Give every line back verbatim, dropping all images.

[Dataset entries]
• • • • • • •

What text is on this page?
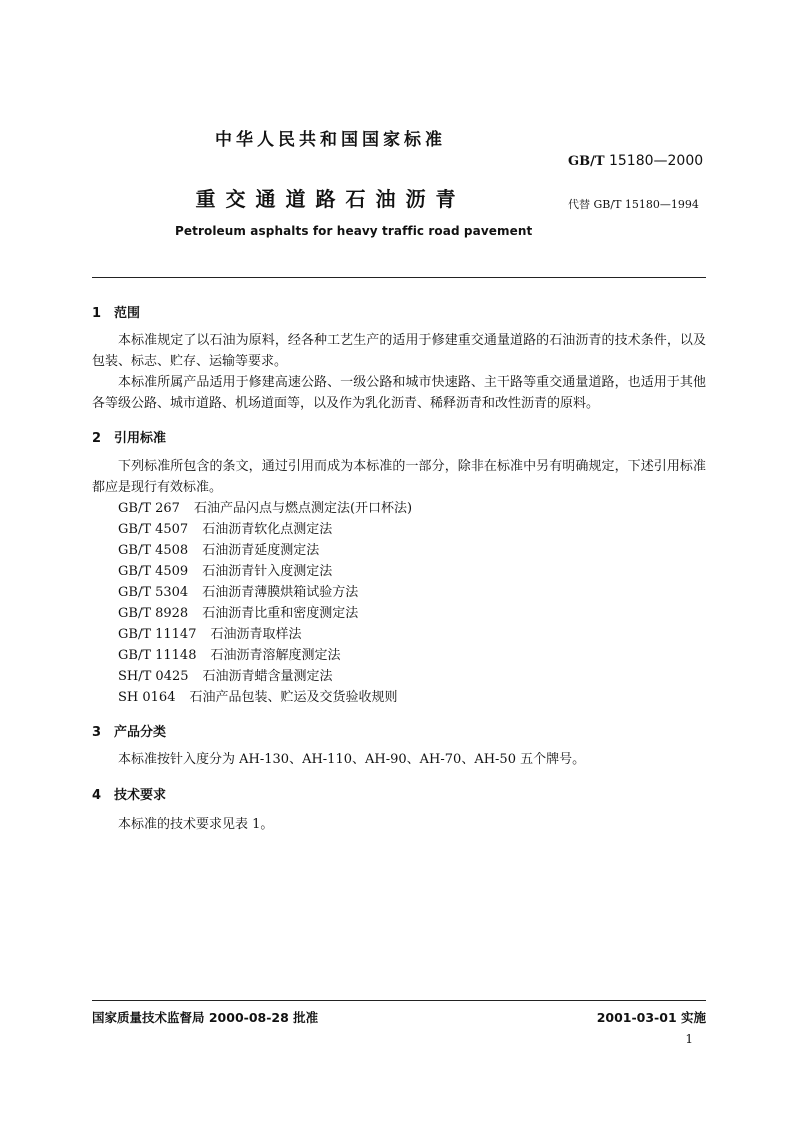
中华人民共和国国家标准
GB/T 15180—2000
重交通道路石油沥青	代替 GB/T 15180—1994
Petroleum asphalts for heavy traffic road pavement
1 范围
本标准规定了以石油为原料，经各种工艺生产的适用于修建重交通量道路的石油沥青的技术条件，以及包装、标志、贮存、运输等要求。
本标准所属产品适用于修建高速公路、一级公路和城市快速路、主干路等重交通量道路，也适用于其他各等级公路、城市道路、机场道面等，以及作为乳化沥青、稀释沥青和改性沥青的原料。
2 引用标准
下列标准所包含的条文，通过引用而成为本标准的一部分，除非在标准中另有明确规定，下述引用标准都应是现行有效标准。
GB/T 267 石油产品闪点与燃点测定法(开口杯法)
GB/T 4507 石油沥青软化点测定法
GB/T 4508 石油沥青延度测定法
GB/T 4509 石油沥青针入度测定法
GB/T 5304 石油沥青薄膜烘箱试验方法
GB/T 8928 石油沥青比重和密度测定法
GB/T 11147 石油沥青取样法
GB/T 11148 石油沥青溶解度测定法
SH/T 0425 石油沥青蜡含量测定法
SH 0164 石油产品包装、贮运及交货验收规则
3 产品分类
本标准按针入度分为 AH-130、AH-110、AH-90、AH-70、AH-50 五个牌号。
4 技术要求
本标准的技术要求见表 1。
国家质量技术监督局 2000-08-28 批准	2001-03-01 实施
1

• • • • • • •

**Reply**
What text is on this page?
中华人民共和国国家标准
GB/T 15180—2000
重交通道路石油沥青	代替 GB/T 15180—1994
Petroleum asphalts for heavy traffic road pavement
1 范围
本标准规定了以石油为原料，经各种工艺生产的适用于修建重交通量道路的石油沥青的技术条件，以及包装、标志、贮存、运输等要求。
本标准所属产品适用于修建高速公路、一级公路和城市快速路、主干路等重交通量道路，也适用于其他各等级公路、城市道路、机场道面等，以及作为乳化沥青、稀释沥青和改性沥青的原料。
2 引用标准
下列标准所包含的条文，通过引用而成为本标准的一部分，除非在标准中另有明确规定，下述引用标准都应是现行有效标准。
GB/T 267 石油产品闪点与燃点测定法(开口杯法)
GB/T 4507 石油沥青软化点测定法
GB/T 4508 石油沥青延度测定法
GB/T 4509 石油沥青针入度测定法
GB/T 5304 石油沥青薄膜烘箱试验方法
GB/T 8928 石油沥青比重和密度测定法
GB/T 11147 石油沥青取样法
GB/T 11148 石油沥青溶解度测定法
SH/T 0425 石油沥青蜡含量测定法
SH 0164 石油产品包装、贮运及交货验收规则
3 产品分类
本标准按针入度分为 AH-130、AH-110、AH-90、AH-70、AH-50 五个牌号。
4 技术要求
本标准的技术要求见表 1。
国家质量技术监督局 2000-08-28 批准	2001-03-01 实施
1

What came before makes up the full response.